What is being asked → Scan the entries for the string "this" and give the number of lines that have it, nothing further.

Input records →
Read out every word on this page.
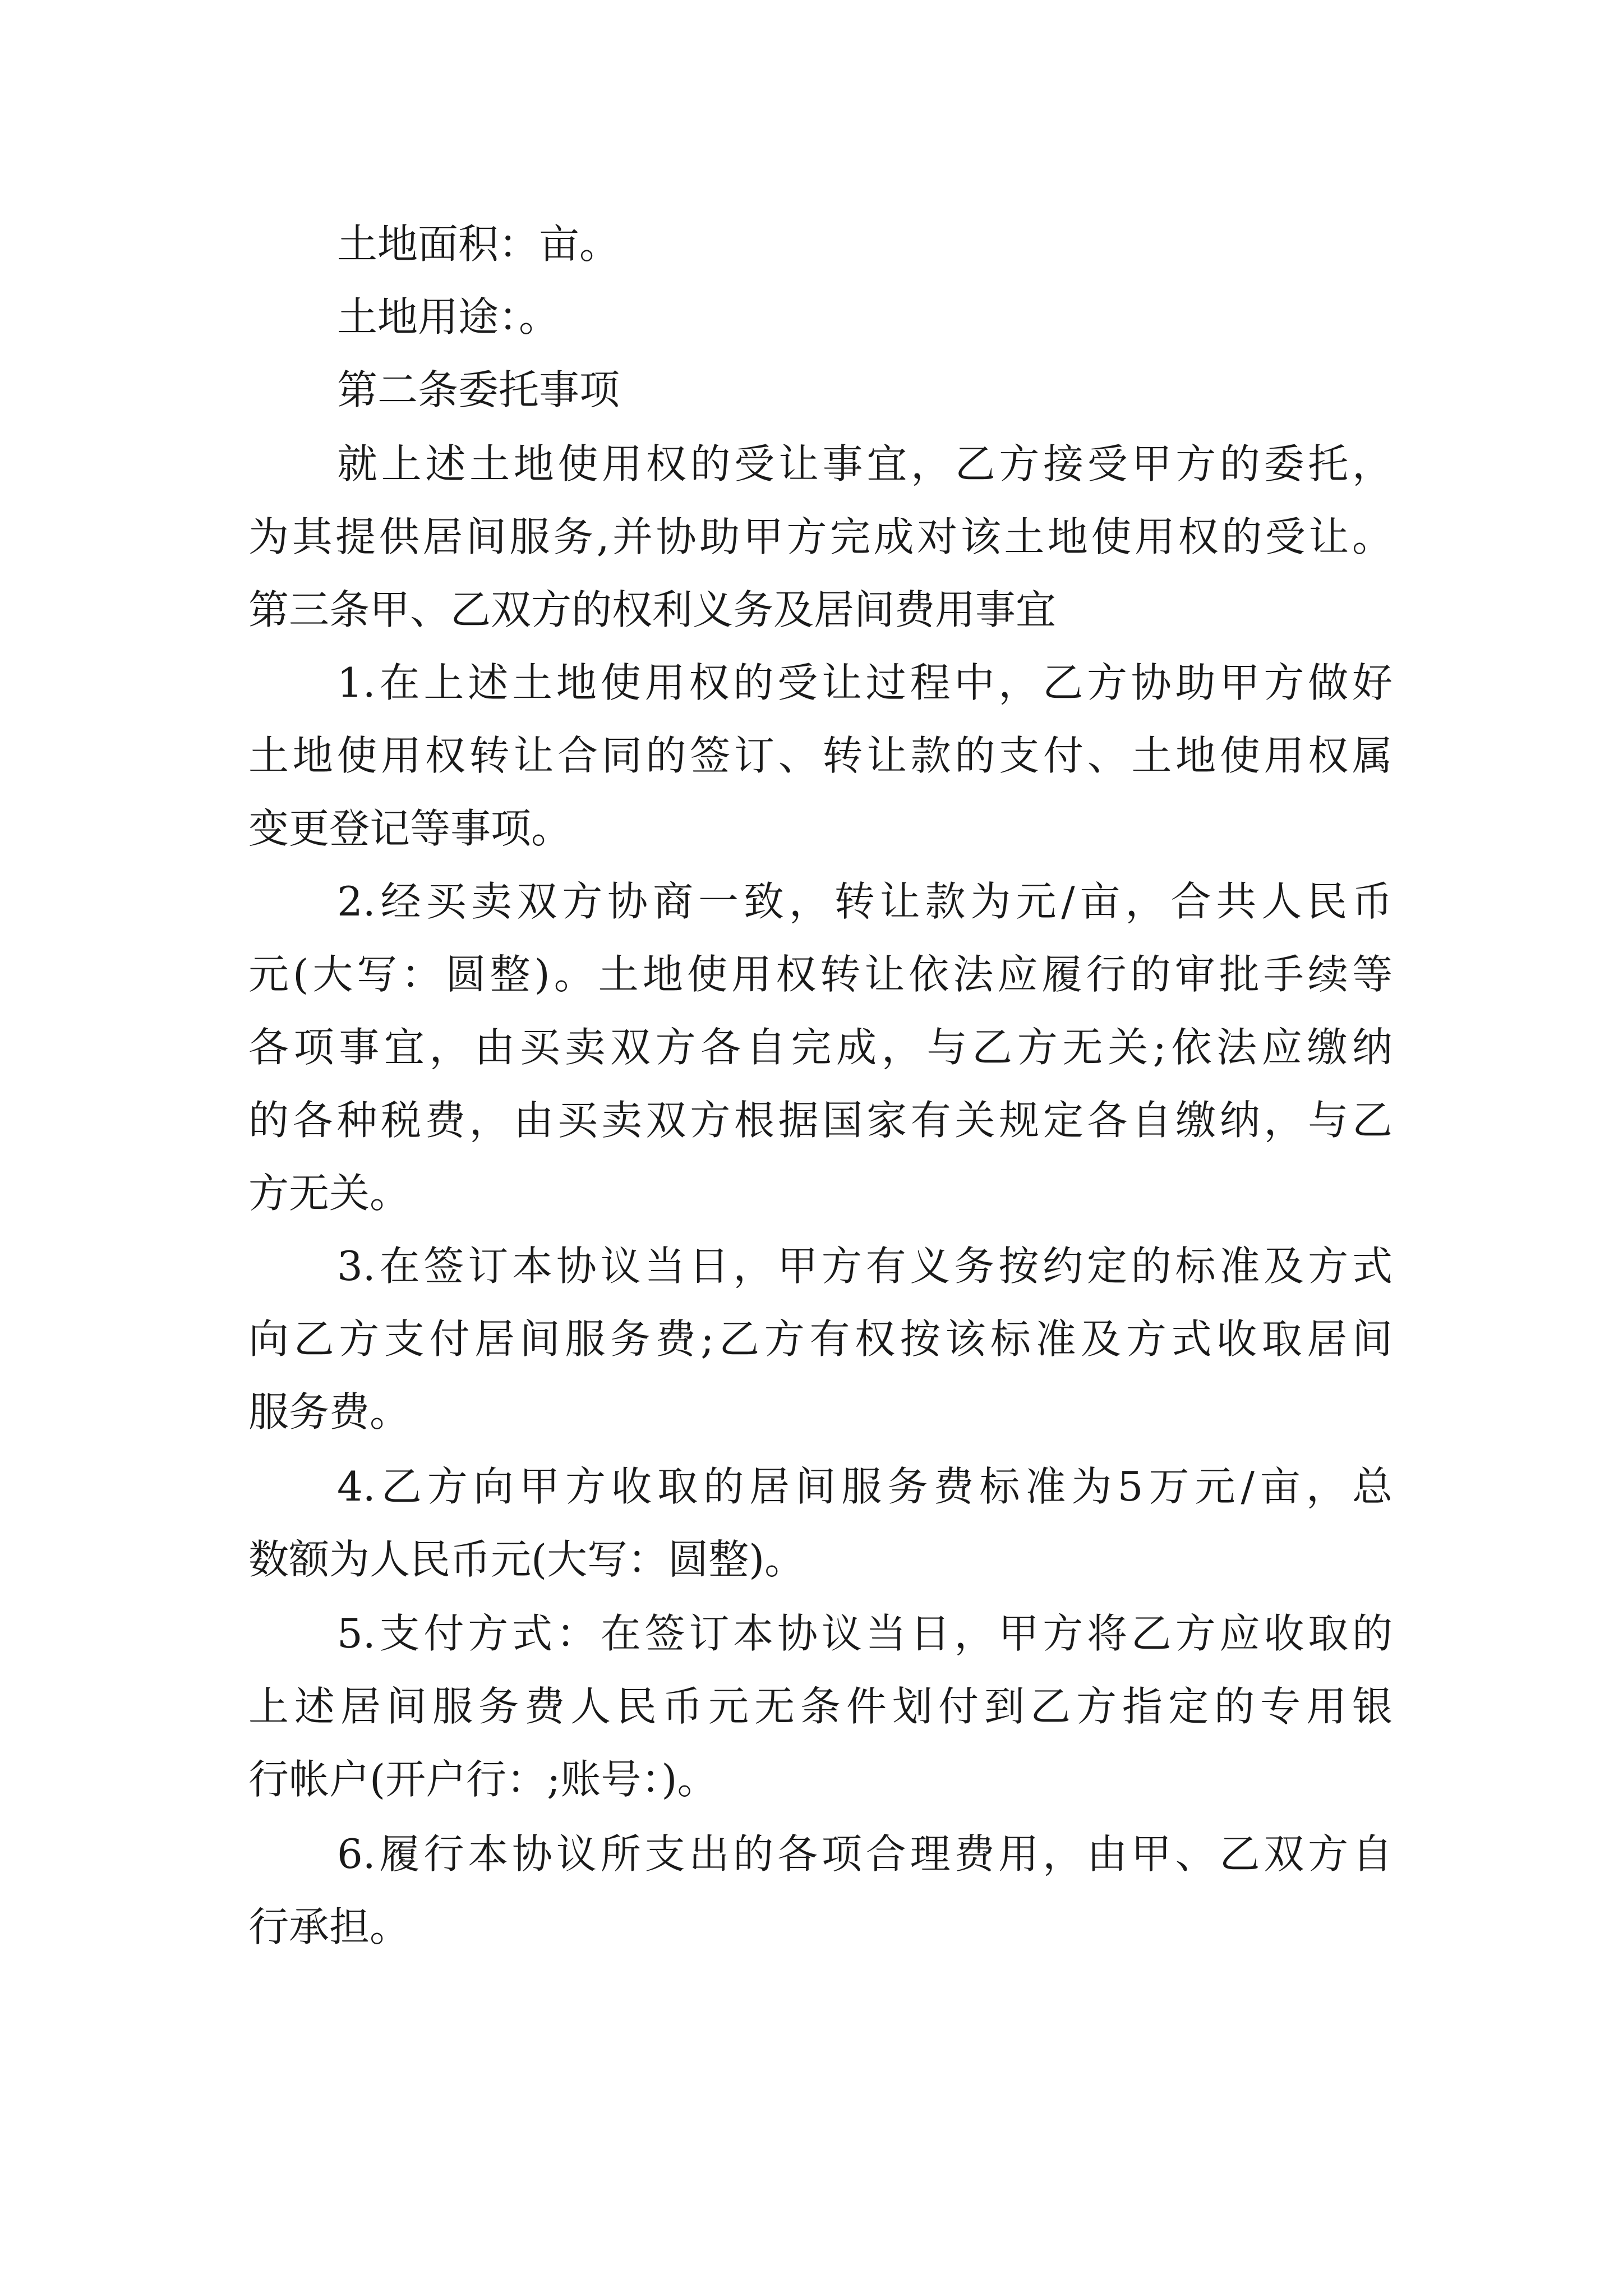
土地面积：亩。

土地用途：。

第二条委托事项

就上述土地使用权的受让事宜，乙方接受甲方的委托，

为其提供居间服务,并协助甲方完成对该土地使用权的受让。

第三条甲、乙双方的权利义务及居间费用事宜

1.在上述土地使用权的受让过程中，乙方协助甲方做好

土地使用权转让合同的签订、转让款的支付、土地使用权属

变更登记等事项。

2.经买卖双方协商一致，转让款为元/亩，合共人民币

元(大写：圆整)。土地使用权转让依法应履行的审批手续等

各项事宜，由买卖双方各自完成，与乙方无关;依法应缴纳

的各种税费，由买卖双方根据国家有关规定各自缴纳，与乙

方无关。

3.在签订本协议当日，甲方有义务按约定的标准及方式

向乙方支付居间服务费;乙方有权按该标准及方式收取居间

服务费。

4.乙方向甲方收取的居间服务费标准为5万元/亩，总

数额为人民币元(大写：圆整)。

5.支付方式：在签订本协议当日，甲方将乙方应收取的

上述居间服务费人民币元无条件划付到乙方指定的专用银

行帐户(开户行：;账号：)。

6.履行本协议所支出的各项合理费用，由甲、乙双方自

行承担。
--
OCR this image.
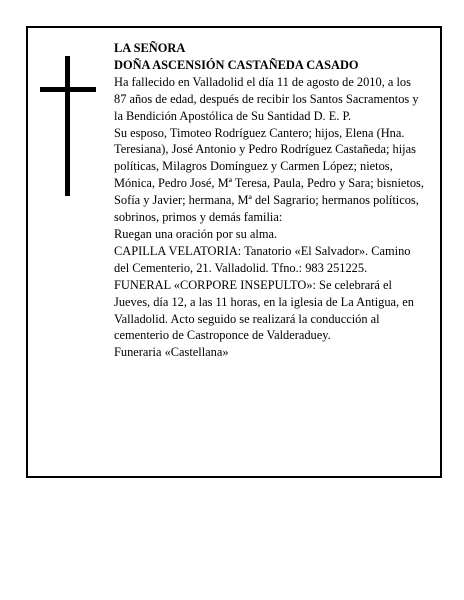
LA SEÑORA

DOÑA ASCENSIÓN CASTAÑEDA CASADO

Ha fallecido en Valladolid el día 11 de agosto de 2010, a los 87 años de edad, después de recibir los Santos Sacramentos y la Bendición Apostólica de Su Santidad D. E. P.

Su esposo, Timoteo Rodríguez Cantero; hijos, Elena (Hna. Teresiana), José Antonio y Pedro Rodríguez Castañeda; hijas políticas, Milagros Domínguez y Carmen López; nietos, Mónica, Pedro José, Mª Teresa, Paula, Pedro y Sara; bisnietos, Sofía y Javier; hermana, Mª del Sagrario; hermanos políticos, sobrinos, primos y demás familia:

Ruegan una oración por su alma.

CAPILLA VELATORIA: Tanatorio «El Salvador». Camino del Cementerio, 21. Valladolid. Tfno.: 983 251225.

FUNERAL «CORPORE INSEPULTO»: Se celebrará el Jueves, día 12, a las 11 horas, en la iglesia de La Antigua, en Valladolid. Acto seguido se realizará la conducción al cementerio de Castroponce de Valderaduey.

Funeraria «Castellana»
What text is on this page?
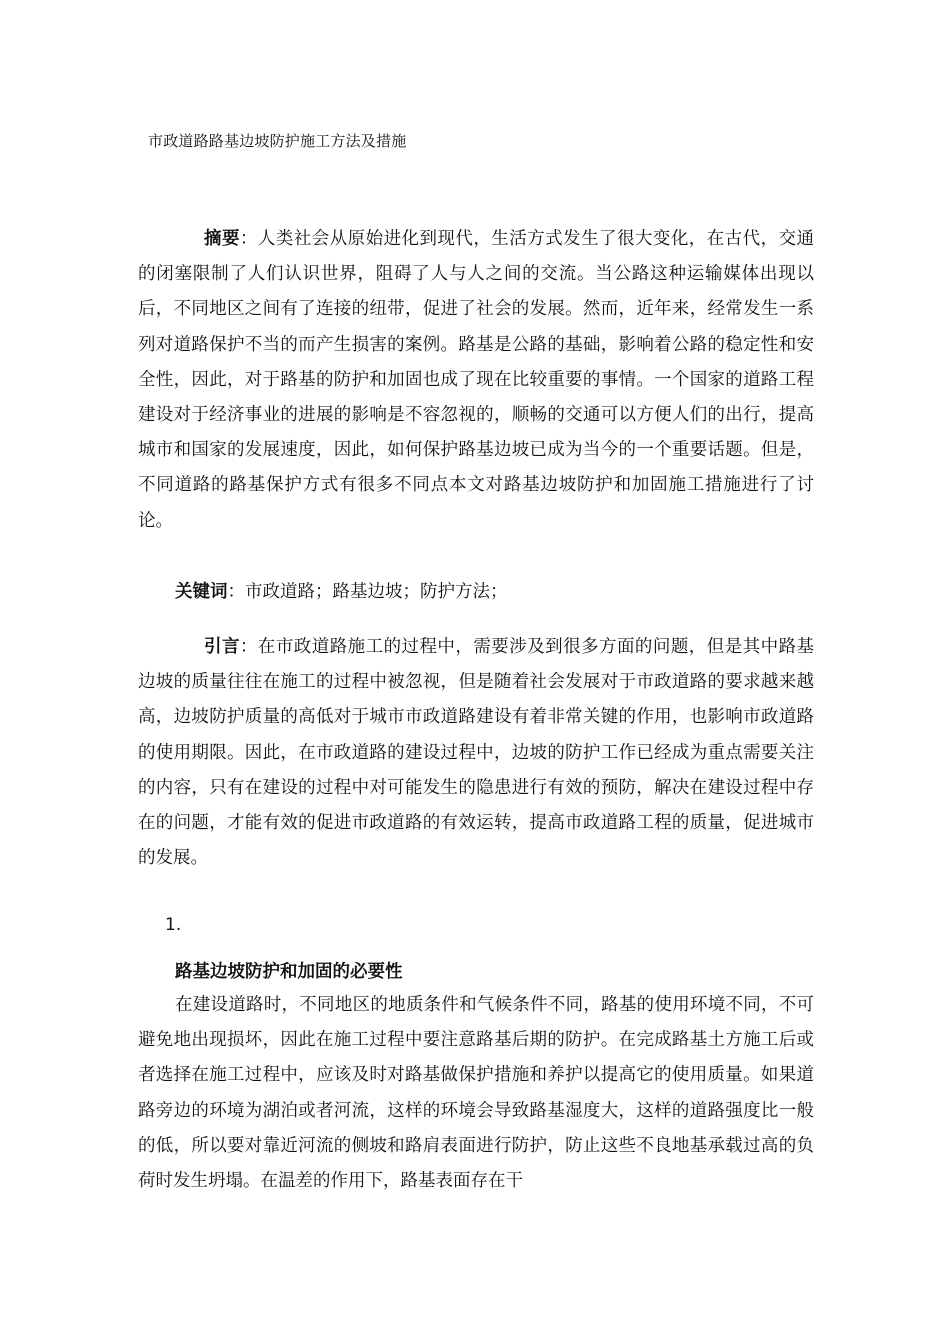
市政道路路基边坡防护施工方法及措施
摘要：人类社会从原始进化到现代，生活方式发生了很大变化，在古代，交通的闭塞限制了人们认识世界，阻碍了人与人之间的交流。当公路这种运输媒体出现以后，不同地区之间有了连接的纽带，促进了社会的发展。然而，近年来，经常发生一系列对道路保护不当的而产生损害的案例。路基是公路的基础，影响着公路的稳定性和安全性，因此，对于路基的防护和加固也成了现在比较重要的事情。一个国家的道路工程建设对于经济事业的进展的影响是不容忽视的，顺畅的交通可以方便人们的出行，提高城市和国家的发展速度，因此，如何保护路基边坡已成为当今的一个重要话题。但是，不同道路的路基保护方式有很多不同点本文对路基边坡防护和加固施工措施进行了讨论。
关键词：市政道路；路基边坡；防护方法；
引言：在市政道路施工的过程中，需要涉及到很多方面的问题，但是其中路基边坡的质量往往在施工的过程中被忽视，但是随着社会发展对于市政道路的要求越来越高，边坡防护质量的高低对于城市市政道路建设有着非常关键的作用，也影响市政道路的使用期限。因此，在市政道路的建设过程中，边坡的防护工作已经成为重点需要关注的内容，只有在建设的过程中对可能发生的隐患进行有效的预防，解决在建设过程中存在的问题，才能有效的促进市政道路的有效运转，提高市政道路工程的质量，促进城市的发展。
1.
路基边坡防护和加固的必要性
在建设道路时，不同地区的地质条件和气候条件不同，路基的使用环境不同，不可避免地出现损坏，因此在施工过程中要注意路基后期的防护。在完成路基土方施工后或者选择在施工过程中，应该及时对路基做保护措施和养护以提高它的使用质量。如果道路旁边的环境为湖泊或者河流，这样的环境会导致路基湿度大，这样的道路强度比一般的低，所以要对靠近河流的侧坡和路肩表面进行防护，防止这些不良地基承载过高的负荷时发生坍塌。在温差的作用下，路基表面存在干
* * *
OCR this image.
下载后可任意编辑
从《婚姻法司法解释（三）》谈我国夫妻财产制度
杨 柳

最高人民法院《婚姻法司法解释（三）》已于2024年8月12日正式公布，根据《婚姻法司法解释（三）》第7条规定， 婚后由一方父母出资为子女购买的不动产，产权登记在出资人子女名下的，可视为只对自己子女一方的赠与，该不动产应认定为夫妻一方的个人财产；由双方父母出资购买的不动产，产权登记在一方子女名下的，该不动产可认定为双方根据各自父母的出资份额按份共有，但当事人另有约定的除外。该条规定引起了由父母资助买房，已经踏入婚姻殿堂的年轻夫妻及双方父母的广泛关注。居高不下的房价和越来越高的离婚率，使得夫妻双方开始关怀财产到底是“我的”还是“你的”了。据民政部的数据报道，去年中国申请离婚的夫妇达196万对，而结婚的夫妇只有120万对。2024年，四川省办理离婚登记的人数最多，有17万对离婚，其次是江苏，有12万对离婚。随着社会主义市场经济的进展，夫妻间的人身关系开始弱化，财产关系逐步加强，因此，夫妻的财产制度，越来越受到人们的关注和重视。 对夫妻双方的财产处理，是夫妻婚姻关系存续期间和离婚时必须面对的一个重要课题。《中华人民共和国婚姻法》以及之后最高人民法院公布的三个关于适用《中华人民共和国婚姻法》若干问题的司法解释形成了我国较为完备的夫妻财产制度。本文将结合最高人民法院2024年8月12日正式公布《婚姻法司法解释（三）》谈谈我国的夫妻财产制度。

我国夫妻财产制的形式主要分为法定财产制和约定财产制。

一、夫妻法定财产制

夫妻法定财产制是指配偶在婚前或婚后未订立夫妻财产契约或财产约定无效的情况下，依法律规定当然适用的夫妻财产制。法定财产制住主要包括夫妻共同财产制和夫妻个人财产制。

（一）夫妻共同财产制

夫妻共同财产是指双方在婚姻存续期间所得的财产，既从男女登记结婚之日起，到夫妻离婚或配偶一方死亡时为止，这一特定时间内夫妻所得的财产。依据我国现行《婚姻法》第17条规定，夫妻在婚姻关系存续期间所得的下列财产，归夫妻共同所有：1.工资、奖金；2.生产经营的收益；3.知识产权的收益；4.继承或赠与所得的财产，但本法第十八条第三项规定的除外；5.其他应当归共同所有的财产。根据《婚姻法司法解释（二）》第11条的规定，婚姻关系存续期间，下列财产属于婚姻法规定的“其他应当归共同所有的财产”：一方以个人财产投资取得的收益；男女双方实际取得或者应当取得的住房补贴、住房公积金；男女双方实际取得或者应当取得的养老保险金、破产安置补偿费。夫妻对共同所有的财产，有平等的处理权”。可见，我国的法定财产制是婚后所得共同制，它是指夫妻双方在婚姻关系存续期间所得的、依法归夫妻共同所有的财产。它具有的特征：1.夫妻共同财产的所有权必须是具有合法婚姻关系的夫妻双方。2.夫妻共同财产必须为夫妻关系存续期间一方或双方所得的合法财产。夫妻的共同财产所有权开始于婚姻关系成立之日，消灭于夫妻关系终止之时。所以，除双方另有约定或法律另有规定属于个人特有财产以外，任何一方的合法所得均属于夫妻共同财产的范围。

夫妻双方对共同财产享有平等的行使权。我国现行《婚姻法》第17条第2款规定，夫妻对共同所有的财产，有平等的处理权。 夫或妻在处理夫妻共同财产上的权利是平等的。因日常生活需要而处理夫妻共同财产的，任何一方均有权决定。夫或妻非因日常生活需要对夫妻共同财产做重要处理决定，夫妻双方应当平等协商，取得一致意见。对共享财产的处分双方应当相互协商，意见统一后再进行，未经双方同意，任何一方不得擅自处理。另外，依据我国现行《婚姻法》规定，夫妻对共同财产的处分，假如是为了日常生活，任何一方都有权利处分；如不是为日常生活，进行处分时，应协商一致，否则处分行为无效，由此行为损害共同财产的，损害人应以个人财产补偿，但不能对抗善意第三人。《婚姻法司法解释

Reply to the task → 4